**Exercise prompt:** Quote the whole listing exactly. Leave the pictures out of your copy.

☆ ☆ ☆ ☆ ☆

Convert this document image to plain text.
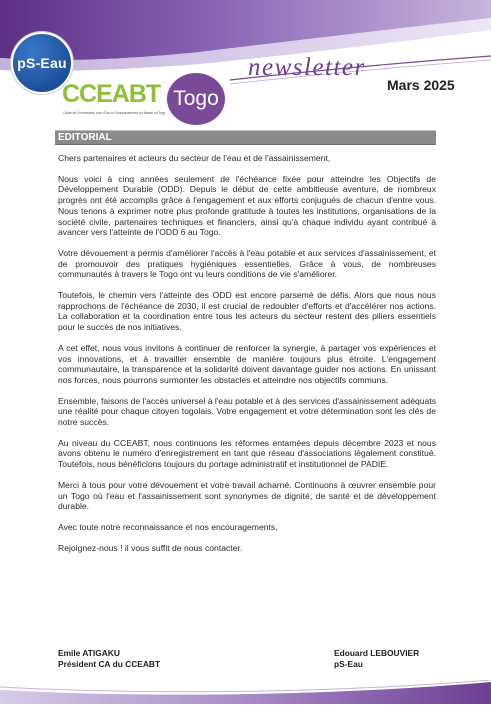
pS-Eau
CCEABT
Cadre de Concertation pour l'Eau et l'Assainissement du Bassin du Togo
Togo
newsletter
Mars 2025
EDITORIAL

Chers partenaires et acteurs du secteur de l'eau et de l'assainissement,

Nous voici à cinq années seulement de l'échéance fixée pour atteindre les Objectifs de Développement Durable (ODD). Depuis le début de cette ambitieuse aventure, de nombreux progrès ont été accomplis grâce à l'engagement et aux efforts conjugués de chacun d'entre vous. Nous tenons à exprimer notre plus profonde gratitude à toutes les institutions, organisations de la société civile, partenaires techniques et financiers, ainsi qu'à chaque individu ayant contribué à avancer vers l'atteinte de l'ODD 6 au Togo.

Votre dévouement a permis d'améliorer l'accès à l'eau potable et aux services d'assainissement, et de promouvoir des pratiques hygiéniques essentielles. Grâce à vous, de nombreuses communautés à travers le Togo ont vu leurs conditions de vie s'améliorer.

Toutefois, le chemin vers l'atteinte des ODD est encore parsemé de défis. Alors que nous nous rapprochons de l'échéance de 2030, il est crucial de redoubler d'efforts et d'accélérer nos actions. La collaboration et la coordination entre tous les acteurs du secteur restent des piliers essentiels pour le succès de nos initiatives.

A cet effet, nous vous invitons à continuer de renforcer la synergie, à partager vos expériences et vos innovations, et à travailler ensemble de manière toujours plus étroite. L'engagement communautaire, la transparence et la solidarité doivent davantage guider nos actions. En unissant nos forces, nous pourrons surmonter les obstacles et atteindre nos objectifs communs.

Ensemble, faisons de l'accès universel à l'eau potable et à des services d'assainissement adéquats une réalité pour chaque citoyen togolais. Votre engagement et votre détermination sont les clés de notre succès.

Au niveau du CCEABT, nous continuons les réformes entamées depuis décembre 2023 et nous avons obtenu le numéro d'enregistrement en tant que réseau d'associations légalement constitué. Toutefois, nous bénéficions toujours du portage administratif et institutionnel de PADIE.

Merci à tous pour votre dévouement et votre travail acharné. Continuons à œuvrer ensemble pour un Togo où l'eau et l'assainissement sont synonymes de dignité, de santé et de développement durable.

Avec toute notre reconnaissance et nos encouragements,

Rejoignez-nous ! il vous suffit de nous contacter.

Emile ATIGAKU
Président CA du CCEABT
Edouard LEBOUVIER
pS-Eau
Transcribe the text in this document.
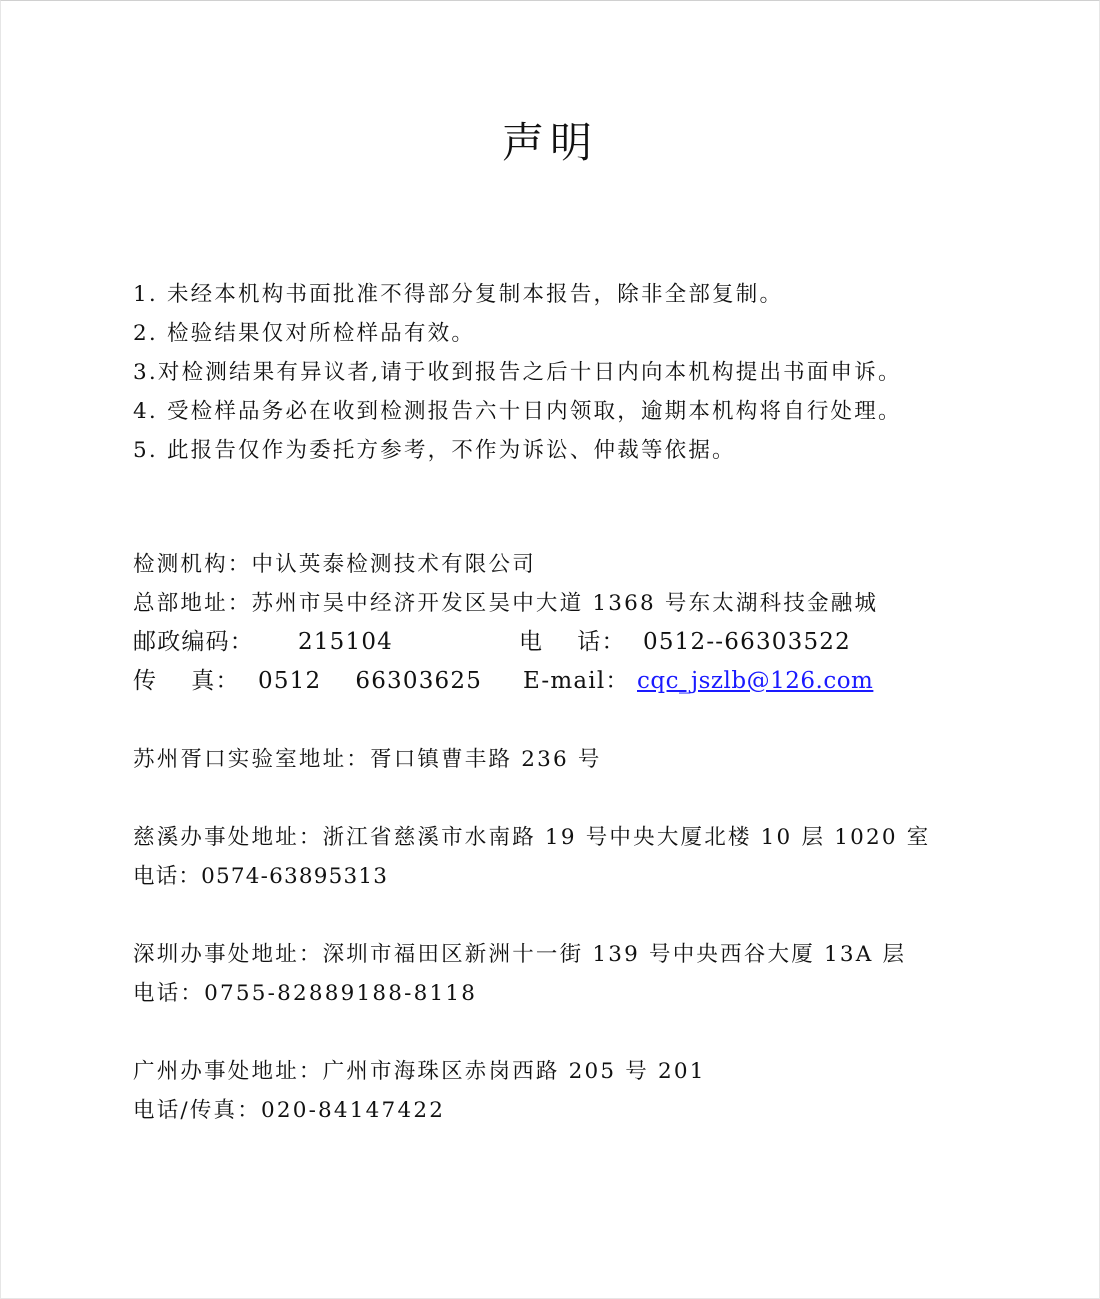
声明
1. 未经本机构书面批准不得部分复制本报告，除非全部复制。
2. 检验结果仅对所检样品有效。
3.对检测结果有异议者,请于收到报告之后十日内向本机构提出书面申诉。
4. 受检样品务必在收到检测报告六十日内领取，逾期本机构将自行处理。
5. 此报告仅作为委托方参考，不作为诉讼、仲裁等依据。
检测机构：中认英泰检测技术有限公司
总部地址：苏州市吴中经济开发区吴中大道 1368 号东太湖科技金融城
邮政编码： 215104	电    话： 0512--66303522
传    真： 0512    66303625 E-mail： cqc_jszlb@126.com
苏州胥口实验室地址：胥口镇曹丰路 236 号
慈溪办事处地址：浙江省慈溪市水南路 19 号中央大厦北楼 10 层 1020 室
电话：0574-63895313
深圳办事处地址：深圳市福田区新洲十一街 139 号中央西谷大厦 13A 层
电话：0755-82889188-8118
广州办事处地址：广州市海珠区赤岗西路 205 号 201
电话/传真：020-84147422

☆ ☆ ☆ ☆ ☆

**Task output:**
Convert this document image to plain text.
pS-Eau
CCEABT
Cadre de Concertation pour l'Eau et l'Assainissement du Bassin du Togo
Togo
newsletter
Mars 2025
EDITORIAL

Chers partenaires et acteurs du secteur de l'eau et de l'assainissement,

Nous voici à cinq années seulement de l'échéance fixée pour atteindre les Objectifs de Développement Durable (ODD). Depuis le début de cette ambitieuse aventure, de nombreux progrès ont été accomplis grâce à l'engagement et aux efforts conjugués de chacun d'entre vous. Nous tenons à exprimer notre plus profonde gratitude à toutes les institutions, organisations de la société civile, partenaires techniques et financiers, ainsi qu'à chaque individu ayant contribué à avancer vers l'atteinte de l'ODD 6 au Togo.

Votre dévouement a permis d'améliorer l'accès à l'eau potable et aux services d'assainissement, et de promouvoir des pratiques hygiéniques essentielles. Grâce à vous, de nombreuses communautés à travers le Togo ont vu leurs conditions de vie s'améliorer.

Toutefois, le chemin vers l'atteinte des ODD est encore parsemé de défis. Alors que nous nous rapprochons de l'échéance de 2030, il est crucial de redoubler d'efforts et d'accélérer nos actions. La collaboration et la coordination entre tous les acteurs du secteur restent des piliers essentiels pour le succès de nos initiatives.

A cet effet, nous vous invitons à continuer de renforcer la synergie, à partager vos expériences et vos innovations, et à travailler ensemble de manière toujours plus étroite. L'engagement communautaire, la transparence et la solidarité doivent davantage guider nos actions. En unissant nos forces, nous pourrons surmonter les obstacles et atteindre nos objectifs communs.

Ensemble, faisons de l'accès universel à l'eau potable et à des services d'assainissement adéquats une réalité pour chaque citoyen togolais. Votre engagement et votre détermination sont les clés de notre succès.

Au niveau du CCEABT, nous continuons les réformes entamées depuis décembre 2023 et nous avons obtenu le numéro d'enregistrement en tant que réseau d'associations légalement constitué. Toutefois, nous bénéficions toujours du portage administratif et institutionnel de PADIE.

Merci à tous pour votre dévouement et votre travail acharné. Continuons à œuvrer ensemble pour un Togo où l'eau et l'assainissement sont synonymes de dignité, de santé et de développement durable.

Avec toute notre reconnaissance et nos encouragements,

Rejoignez-nous ! il vous suffit de nous contacter.

Emile ATIGAKU
Président CA du CCEABT
Edouard LEBOUVIER
pS-Eau
Transcribe the text in this document.
声明
1. 未经本机构书面批准不得部分复制本报告，除非全部复制。
2. 检验结果仅对所检样品有效。
3.对检测结果有异议者,请于收到报告之后十日内向本机构提出书面申诉。
4. 受检样品务必在收到检测报告六十日内领取，逾期本机构将自行处理。
5. 此报告仅作为委托方参考，不作为诉讼、仲裁等依据。
检测机构：中认英泰检测技术有限公司
总部地址：苏州市吴中经济开发区吴中大道 1368 号东太湖科技金融城
邮政编码： 215104	电    话： 0512--66303522
传    真： 0512    66303625 E-mail： cqc_jszlb@126.com
苏州胥口实验室地址：胥口镇曹丰路 236 号
慈溪办事处地址：浙江省慈溪市水南路 19 号中央大厦北楼 10 层 1020 室
电话：0574-63895313
深圳办事处地址：深圳市福田区新洲十一街 139 号中央西谷大厦 13A 层
电话：0755-82889188-8118
广州办事处地址：广州市海珠区赤岗西路 205 号 201
电话/传真：020-84147422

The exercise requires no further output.